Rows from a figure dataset
· · · · · · ·

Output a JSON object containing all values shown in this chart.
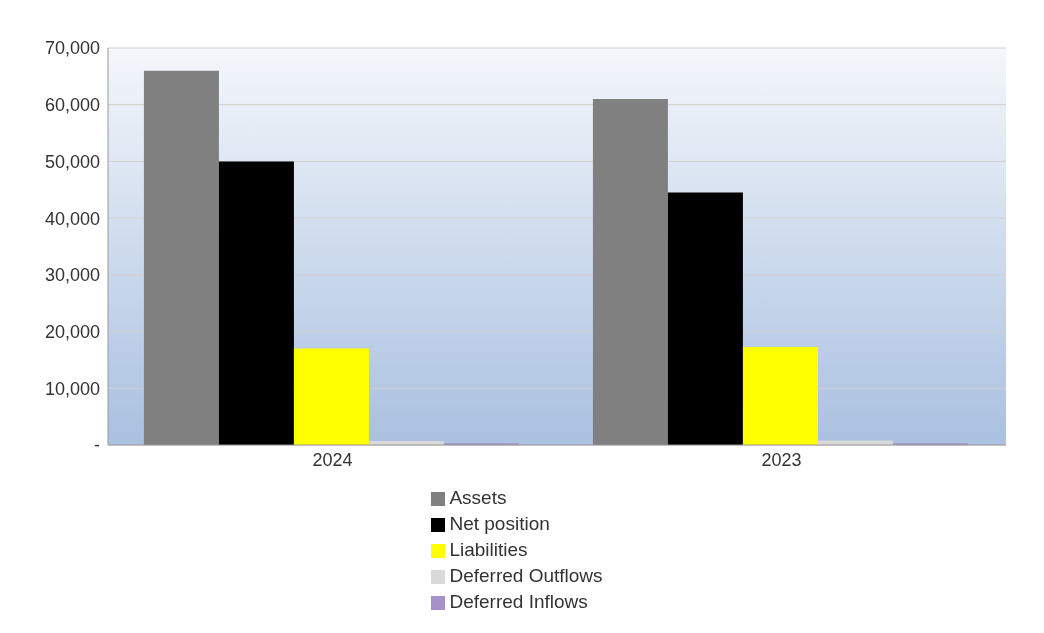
{
  "chart_data": {
    "type": "bar",
    "categories": [
      "2024",
      "2023"
    ],
    "series": [
      {
        "name": "Assets",
        "color": "#808080",
        "values": [
          66000,
          61000
        ]
      },
      {
        "name": "Net position",
        "color": "#000000",
        "values": [
          50000,
          44500
        ]
      },
      {
        "name": "Liabilities",
        "color": "#ffff00",
        "values": [
          17000,
          17300
        ]
      },
      {
        "name": "Deferred Outflows",
        "color": "#d9d9d9",
        "values": [
          700,
          800
        ]
      },
      {
        "name": "Deferred Inflows",
        "color": "#a692c8",
        "values": [
          300,
          300
        ]
      }
    ],
    "ylim": [
      0,
      70000
    ],
    "yticks": [
      {
        "value": 0,
        "label": "-"
      },
      {
        "value": 10000,
        "label": "10,000"
      },
      {
        "value": 20000,
        "label": "20,000"
      },
      {
        "value": 30000,
        "label": "30,000"
      },
      {
        "value": 40000,
        "label": "40,000"
      },
      {
        "value": 50000,
        "label": "50,000"
      },
      {
        "value": 60000,
        "label": "60,000"
      },
      {
        "value": 70000,
        "label": "70,000"
      }
    ],
    "grid": "y",
    "legend": "bottom"
  }
}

· · · · · · ·

▶ Exercise prompt
Scan the listing above and copy all lines containing the word "label".

▶ Task answer
        "label": "-"
        "label": "10,000"
        "label": "20,000"
        "label": "30,000"
        "label": "40,000"
        "label": "50,000"
        "label": "60,000"
        "label": "70,000"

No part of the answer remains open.